YOUR INSTRUCTIONS: Can you reproduce word for word every line of the records, from the first line through the line containing "chevron-left-icon: [48, 64, 66, 100]", with both of those lines included?

[Spatial annotation records]
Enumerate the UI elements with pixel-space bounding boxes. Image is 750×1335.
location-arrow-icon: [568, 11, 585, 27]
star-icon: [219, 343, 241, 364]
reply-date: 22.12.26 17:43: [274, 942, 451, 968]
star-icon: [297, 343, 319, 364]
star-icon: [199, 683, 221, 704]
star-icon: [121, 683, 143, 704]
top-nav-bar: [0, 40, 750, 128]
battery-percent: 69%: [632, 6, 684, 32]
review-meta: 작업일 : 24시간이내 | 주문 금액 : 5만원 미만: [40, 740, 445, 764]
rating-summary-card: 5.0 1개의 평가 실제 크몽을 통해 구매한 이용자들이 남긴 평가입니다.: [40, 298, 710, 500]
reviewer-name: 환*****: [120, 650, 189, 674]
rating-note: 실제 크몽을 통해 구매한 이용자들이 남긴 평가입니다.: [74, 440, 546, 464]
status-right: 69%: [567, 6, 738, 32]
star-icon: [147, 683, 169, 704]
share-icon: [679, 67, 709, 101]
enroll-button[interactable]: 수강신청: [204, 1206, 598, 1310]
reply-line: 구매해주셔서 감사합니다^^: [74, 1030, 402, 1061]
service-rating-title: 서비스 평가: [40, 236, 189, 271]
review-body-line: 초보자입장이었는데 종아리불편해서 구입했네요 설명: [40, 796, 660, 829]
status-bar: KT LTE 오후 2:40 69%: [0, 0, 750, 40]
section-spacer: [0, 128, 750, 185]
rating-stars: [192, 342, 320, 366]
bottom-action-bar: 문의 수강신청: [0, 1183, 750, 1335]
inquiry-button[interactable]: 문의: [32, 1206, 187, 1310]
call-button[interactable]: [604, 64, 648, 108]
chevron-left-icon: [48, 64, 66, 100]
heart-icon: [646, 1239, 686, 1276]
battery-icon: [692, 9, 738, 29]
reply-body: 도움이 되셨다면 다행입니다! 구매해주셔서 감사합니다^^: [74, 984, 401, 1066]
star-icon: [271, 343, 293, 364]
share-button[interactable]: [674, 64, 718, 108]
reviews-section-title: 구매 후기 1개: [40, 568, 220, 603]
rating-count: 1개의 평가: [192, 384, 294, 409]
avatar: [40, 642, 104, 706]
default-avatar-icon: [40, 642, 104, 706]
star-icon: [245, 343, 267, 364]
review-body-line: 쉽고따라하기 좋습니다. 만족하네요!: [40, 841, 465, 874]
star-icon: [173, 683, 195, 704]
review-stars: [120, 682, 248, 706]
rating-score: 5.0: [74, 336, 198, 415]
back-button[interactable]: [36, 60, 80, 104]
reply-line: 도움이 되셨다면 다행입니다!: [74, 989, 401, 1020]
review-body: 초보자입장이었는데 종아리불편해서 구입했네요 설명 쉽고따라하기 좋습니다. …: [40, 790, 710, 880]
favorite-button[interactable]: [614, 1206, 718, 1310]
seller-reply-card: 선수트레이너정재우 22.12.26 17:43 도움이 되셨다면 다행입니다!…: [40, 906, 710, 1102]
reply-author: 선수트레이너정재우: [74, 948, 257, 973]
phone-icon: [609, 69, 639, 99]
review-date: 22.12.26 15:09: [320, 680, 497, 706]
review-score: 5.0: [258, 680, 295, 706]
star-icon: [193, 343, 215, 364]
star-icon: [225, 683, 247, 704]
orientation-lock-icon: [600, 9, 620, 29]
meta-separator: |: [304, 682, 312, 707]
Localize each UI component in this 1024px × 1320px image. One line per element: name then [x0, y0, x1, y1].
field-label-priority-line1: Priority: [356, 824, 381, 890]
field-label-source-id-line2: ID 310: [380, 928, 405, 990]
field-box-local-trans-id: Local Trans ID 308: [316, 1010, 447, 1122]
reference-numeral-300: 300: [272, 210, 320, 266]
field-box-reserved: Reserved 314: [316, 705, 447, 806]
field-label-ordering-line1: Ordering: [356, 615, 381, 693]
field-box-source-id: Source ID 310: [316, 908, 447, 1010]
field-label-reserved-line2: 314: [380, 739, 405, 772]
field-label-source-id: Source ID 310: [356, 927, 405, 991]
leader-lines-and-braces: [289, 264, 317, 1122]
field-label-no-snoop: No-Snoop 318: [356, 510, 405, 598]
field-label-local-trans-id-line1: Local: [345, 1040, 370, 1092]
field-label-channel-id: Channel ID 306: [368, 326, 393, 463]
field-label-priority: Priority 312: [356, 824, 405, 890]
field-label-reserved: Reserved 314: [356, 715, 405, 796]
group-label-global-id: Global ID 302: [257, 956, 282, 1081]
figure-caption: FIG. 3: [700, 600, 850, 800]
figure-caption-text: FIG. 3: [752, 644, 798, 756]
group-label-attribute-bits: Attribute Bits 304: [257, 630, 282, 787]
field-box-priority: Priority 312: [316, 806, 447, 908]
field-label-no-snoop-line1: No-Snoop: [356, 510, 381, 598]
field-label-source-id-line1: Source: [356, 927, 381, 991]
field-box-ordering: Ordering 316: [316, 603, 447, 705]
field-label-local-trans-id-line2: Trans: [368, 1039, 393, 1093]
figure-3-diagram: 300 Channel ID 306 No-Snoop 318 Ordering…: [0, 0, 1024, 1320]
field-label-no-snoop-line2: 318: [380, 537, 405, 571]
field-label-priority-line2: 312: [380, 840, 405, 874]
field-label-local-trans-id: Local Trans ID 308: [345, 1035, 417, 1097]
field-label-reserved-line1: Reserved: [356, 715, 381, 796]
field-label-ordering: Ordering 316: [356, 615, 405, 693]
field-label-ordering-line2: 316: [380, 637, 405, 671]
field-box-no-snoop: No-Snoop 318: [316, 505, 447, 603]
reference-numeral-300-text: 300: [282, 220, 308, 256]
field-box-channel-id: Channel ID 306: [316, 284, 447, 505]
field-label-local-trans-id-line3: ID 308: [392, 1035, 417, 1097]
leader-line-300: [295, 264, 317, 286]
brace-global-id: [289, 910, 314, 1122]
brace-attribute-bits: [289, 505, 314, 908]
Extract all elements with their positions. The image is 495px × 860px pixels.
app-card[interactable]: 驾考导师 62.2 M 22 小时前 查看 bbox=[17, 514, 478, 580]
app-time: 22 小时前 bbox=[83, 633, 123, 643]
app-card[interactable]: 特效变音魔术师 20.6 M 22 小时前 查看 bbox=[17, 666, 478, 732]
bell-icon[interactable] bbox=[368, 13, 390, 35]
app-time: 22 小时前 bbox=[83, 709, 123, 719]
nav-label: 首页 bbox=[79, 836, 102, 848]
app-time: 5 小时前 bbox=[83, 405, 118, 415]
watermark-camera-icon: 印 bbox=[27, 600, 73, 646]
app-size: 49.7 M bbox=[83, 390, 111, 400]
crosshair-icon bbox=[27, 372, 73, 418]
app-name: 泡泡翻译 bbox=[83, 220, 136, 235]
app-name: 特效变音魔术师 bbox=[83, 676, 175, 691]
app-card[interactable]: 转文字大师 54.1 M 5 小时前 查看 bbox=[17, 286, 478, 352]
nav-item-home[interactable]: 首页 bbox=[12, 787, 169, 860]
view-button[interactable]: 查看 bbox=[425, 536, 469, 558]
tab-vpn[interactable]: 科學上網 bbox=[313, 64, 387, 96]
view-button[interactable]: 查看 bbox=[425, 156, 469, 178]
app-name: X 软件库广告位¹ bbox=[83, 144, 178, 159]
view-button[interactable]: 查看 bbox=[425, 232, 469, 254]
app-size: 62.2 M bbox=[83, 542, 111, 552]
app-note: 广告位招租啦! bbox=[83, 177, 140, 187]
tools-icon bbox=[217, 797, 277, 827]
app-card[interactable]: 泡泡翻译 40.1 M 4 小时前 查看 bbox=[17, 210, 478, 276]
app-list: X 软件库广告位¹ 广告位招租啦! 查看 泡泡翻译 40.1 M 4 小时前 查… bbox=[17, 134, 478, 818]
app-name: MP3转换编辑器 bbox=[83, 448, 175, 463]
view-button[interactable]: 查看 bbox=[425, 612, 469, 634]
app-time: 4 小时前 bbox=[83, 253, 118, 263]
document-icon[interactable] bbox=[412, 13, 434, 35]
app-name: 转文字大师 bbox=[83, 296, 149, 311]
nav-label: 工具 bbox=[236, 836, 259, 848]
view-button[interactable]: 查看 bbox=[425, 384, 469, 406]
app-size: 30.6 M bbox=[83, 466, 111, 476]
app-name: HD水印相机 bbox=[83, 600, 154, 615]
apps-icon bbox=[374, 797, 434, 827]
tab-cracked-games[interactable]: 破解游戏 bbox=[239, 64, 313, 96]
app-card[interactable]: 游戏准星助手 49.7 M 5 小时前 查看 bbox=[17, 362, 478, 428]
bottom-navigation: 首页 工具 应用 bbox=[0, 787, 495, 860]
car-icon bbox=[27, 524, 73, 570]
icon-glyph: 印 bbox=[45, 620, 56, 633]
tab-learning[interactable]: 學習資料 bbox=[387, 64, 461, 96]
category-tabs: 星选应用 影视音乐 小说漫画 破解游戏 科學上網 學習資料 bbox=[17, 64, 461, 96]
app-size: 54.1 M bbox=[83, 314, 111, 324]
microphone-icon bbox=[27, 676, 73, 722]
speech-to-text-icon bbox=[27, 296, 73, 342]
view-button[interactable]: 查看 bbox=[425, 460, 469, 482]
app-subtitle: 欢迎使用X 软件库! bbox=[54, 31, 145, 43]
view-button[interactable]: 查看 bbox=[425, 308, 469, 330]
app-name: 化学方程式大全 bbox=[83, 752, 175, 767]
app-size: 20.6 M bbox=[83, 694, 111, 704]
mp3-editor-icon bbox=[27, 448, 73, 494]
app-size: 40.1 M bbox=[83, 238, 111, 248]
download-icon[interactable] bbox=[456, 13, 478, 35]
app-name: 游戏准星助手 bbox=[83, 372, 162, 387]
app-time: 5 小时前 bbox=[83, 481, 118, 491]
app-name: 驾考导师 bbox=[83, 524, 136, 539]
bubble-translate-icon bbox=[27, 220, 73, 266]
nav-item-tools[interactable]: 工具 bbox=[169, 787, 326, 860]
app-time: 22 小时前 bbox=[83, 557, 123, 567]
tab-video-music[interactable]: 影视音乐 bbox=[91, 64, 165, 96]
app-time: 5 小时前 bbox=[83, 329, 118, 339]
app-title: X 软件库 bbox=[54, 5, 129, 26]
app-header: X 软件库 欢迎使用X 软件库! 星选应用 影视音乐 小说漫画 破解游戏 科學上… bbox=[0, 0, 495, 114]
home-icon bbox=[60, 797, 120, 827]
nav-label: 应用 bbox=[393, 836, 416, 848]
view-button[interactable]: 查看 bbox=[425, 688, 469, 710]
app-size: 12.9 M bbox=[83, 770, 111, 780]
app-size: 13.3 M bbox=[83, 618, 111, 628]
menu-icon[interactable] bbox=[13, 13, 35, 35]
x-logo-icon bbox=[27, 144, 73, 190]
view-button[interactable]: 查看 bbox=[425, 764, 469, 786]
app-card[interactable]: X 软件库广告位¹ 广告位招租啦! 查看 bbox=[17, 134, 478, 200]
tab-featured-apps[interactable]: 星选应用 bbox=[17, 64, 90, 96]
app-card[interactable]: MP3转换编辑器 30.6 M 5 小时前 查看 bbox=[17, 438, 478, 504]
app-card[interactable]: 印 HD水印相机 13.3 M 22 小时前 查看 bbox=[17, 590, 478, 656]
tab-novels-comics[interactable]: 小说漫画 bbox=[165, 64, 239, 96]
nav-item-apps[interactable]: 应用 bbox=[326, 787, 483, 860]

OUTPUT BELOW:
Enumerate the UI elements with pixel-space bounding boxes. Image is 750×1335.
location-arrow-icon: [568, 11, 585, 27]
star-icon: [219, 343, 241, 364]
reply-date: 22.12.26 17:43: [274, 942, 451, 968]
star-icon: [297, 343, 319, 364]
star-icon: [199, 683, 221, 704]
star-icon: [121, 683, 143, 704]
top-nav-bar: [0, 40, 750, 128]
battery-percent: 69%: [632, 6, 684, 32]
review-meta: 작업일 : 24시간이내 | 주문 금액 : 5만원 미만: [40, 740, 445, 764]
rating-summary-card: 5.0 1개의 평가 실제 크몽을 통해 구매한 이용자들이 남긴 평가입니다.: [40, 298, 710, 500]
reviewer-name: 환*****: [120, 650, 189, 674]
rating-note: 실제 크몽을 통해 구매한 이용자들이 남긴 평가입니다.: [74, 440, 546, 464]
status-right: 69%: [567, 6, 738, 32]
star-icon: [147, 683, 169, 704]
share-icon: [679, 67, 709, 101]
enroll-button[interactable]: 수강신청: [204, 1206, 598, 1310]
reply-line: 구매해주셔서 감사합니다^^: [74, 1030, 402, 1061]
service-rating-title: 서비스 평가: [40, 236, 189, 271]
review-body-line: 초보자입장이었는데 종아리불편해서 구입했네요 설명: [40, 796, 660, 829]
status-bar: KT LTE 오후 2:40 69%: [0, 0, 750, 40]
section-spacer: [0, 128, 750, 185]
rating-stars: [192, 342, 320, 366]
bottom-action-bar: 문의 수강신청: [0, 1183, 750, 1335]
inquiry-button[interactable]: 문의: [32, 1206, 187, 1310]
call-button[interactable]: [604, 64, 648, 108]
chevron-left-icon: [48, 64, 66, 100]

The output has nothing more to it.